__Task goal__. Print the complete set of entries exactly.

__Input__.
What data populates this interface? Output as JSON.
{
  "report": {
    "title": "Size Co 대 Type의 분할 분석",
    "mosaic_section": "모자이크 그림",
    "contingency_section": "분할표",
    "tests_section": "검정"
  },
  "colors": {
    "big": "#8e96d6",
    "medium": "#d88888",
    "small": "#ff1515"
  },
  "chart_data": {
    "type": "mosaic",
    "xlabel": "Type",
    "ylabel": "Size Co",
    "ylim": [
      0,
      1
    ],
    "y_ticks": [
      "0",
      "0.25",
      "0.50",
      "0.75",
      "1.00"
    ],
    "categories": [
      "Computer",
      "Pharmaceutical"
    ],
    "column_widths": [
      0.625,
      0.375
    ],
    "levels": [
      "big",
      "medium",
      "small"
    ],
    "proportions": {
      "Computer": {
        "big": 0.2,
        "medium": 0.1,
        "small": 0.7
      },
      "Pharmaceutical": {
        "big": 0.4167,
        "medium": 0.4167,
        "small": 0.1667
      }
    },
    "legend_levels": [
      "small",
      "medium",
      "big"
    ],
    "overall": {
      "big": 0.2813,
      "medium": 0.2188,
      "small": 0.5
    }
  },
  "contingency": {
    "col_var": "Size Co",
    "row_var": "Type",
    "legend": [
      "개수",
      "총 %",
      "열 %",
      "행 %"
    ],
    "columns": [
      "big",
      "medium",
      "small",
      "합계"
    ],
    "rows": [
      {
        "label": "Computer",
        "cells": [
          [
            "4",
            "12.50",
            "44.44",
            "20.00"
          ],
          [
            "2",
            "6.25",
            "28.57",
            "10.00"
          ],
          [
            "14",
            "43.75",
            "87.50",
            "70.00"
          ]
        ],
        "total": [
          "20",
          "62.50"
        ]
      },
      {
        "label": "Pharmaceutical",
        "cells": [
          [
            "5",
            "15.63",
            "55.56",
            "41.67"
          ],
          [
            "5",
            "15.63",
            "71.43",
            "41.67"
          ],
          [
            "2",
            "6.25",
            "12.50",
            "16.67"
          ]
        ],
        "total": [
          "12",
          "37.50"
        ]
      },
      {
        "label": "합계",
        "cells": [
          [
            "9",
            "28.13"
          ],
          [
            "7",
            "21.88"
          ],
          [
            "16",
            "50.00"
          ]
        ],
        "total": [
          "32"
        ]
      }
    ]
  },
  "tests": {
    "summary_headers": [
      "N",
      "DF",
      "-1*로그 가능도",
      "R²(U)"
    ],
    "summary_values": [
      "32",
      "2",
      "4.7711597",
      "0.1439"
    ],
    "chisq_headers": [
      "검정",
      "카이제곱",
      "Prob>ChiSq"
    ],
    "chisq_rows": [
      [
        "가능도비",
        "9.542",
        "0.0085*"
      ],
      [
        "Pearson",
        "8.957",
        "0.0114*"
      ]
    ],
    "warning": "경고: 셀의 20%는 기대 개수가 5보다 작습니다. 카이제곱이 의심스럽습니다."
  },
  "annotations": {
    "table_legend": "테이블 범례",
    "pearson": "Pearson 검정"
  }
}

__Solution to the problem__.
What data populates this interface? Output as JSON.
{
  "report": {
    "title": "Size Co 대 Type의 분할 분석",
    "mosaic_section": "모자이크 그림",
    "contingency_section": "분할표",
    "tests_section": "검정"
  },
  "colors": {
    "big": "#8e96d6",
    "medium": "#d88888",
    "small": "#ff1515"
  },
  "chart_data": {
    "type": "mosaic",
    "xlabel": "Type",
    "ylabel": "Size Co",
    "ylim": [
      0,
      1
    ],
    "y_ticks": [
      "0",
      "0.25",
      "0.50",
      "0.75",
      "1.00"
    ],
    "categories": [
      "Computer",
      "Pharmaceutical"
    ],
    "column_widths": [
      0.625,
      0.375
    ],
    "levels": [
      "big",
      "medium",
      "small"
    ],
    "proportions": {
      "Computer": {
        "big": 0.2,
        "medium": 0.1,
        "small": 0.7
      },
      "Pharmaceutical": {
        "big": 0.4167,
        "medium": 0.4167,
        "small": 0.1667
      }
    },
    "legend_levels": [
      "small",
      "medium",
      "big"
    ],
    "overall": {
      "big": 0.2813,
      "medium": 0.2188,
      "small": 0.5
    }
  },
  "contingency": {
    "col_var": "Size Co",
    "row_var": "Type",
    "legend": [
      "개수",
      "총 %",
      "열 %",
      "행 %"
    ],
    "columns": [
      "big",
      "medium",
      "small",
      "합계"
    ],
    "rows": [
      {
        "label": "Computer",
        "cells": [
          [
            "4",
            "12.50",
            "44.44",
            "20.00"
          ],
          [
            "2",
            "6.25",
            "28.57",
            "10.00"
          ],
          [
            "14",
            "43.75",
            "87.50",
            "70.00"
          ]
        ],
        "total": [
          "20",
          "62.50"
        ]
      },
      {
        "label": "Pharmaceutical",
        "cells": [
          [
            "5",
            "15.63",
            "55.56",
            "41.67"
          ],
          [
            "5",
            "15.63",
            "71.43",
            "41.67"
          ],
          [
            "2",
            "6.25",
            "12.50",
            "16.67"
          ]
        ],
        "total": [
          "12",
          "37.50"
        ]
      },
      {
        "label": "합계",
        "cells": [
          [
            "9",
            "28.13"
          ],
          [
            "7",
            "21.88"
          ],
          [
            "16",
            "50.00"
          ]
        ],
        "total": [
          "32"
        ]
      }
    ]
  },
  "tests": {
    "summary_headers": [
      "N",
      "DF",
      "-1*로그 가능도",
      "R²(U)"
    ],
    "summary_values": [
      "32",
      "2",
      "4.7711597",
      "0.1439"
    ],
    "chisq_headers": [
      "검정",
      "카이제곱",
      "Prob>ChiSq"
    ],
    "chisq_rows": [
      [
        "가능도비",
        "9.542",
        "0.0085*"
      ],
      [
        "Pearson",
        "8.957",
        "0.0114*"
      ]
    ],
    "warning": "경고: 셀의 20%는 기대 개수가 5보다 작습니다. 카이제곱이 의심스럽습니다."
  },
  "annotations": {
    "table_legend": "테이블 범례",
    "pearson": "Pearson 검정"
  }
}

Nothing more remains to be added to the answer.